++++ Records to process

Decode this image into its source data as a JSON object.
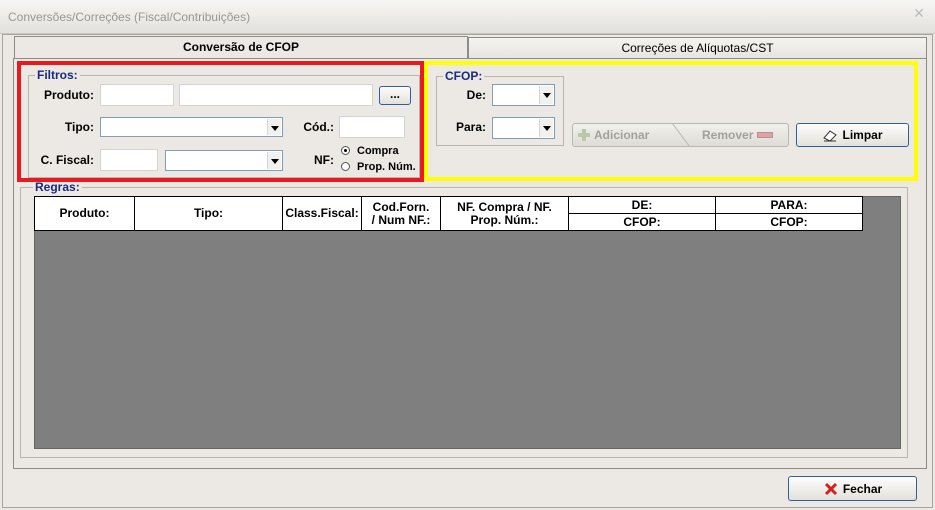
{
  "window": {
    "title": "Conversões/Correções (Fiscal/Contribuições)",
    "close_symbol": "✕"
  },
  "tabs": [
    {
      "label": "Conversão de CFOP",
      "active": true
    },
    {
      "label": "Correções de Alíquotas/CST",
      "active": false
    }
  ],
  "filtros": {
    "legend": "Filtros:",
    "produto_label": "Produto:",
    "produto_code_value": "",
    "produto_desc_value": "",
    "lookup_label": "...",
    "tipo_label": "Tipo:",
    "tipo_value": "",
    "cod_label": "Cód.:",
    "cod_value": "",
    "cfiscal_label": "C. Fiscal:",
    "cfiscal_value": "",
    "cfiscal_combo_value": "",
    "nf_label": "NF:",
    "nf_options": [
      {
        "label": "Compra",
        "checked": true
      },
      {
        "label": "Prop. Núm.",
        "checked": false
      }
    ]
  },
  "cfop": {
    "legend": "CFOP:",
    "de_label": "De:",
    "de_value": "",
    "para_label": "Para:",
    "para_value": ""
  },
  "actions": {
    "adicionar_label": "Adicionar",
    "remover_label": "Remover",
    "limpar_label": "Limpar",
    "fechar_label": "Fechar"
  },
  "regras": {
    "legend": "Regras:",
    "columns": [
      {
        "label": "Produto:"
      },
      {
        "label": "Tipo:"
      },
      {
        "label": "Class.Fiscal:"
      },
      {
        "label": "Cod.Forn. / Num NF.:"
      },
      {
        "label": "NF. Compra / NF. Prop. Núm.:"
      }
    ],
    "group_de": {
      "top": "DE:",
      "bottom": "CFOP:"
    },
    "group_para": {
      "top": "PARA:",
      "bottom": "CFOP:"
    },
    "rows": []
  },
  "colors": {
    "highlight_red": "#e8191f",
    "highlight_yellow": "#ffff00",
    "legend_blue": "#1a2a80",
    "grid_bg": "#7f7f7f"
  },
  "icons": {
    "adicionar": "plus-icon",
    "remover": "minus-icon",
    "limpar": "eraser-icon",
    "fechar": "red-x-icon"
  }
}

++++++++

**Requirement**
Without the pictures, write out all of the material exactly.

**The output**
Decode this image into its source data as a JSON object.
{
  "window": {
    "title": "Conversões/Correções (Fiscal/Contribuições)",
    "close_symbol": "✕"
  },
  "tabs": [
    {
      "label": "Conversão de CFOP",
      "active": true
    },
    {
      "label": "Correções de Alíquotas/CST",
      "active": false
    }
  ],
  "filtros": {
    "legend": "Filtros:",
    "produto_label": "Produto:",
    "produto_code_value": "",
    "produto_desc_value": "",
    "lookup_label": "...",
    "tipo_label": "Tipo:",
    "tipo_value": "",
    "cod_label": "Cód.:",
    "cod_value": "",
    "cfiscal_label": "C. Fiscal:",
    "cfiscal_value": "",
    "cfiscal_combo_value": "",
    "nf_label": "NF:",
    "nf_options": [
      {
        "label": "Compra",
        "checked": true
      },
      {
        "label": "Prop. Núm.",
        "checked": false
      }
    ]
  },
  "cfop": {
    "legend": "CFOP:",
    "de_label": "De:",
    "de_value": "",
    "para_label": "Para:",
    "para_value": ""
  },
  "actions": {
    "adicionar_label": "Adicionar",
    "remover_label": "Remover",
    "limpar_label": "Limpar",
    "fechar_label": "Fechar"
  },
  "regras": {
    "legend": "Regras:",
    "columns": [
      {
        "label": "Produto:"
      },
      {
        "label": "Tipo:"
      },
      {
        "label": "Class.Fiscal:"
      },
      {
        "label": "Cod.Forn. / Num NF.:"
      },
      {
        "label": "NF. Compra / NF. Prop. Núm.:"
      }
    ],
    "group_de": {
      "top": "DE:",
      "bottom": "CFOP:"
    },
    "group_para": {
      "top": "PARA:",
      "bottom": "CFOP:"
    },
    "rows": []
  },
  "colors": {
    "highlight_red": "#e8191f",
    "highlight_yellow": "#ffff00",
    "legend_blue": "#1a2a80",
    "grid_bg": "#7f7f7f"
  },
  "icons": {
    "adicionar": "plus-icon",
    "remover": "minus-icon",
    "limpar": "eraser-icon",
    "fechar": "red-x-icon"
  }
}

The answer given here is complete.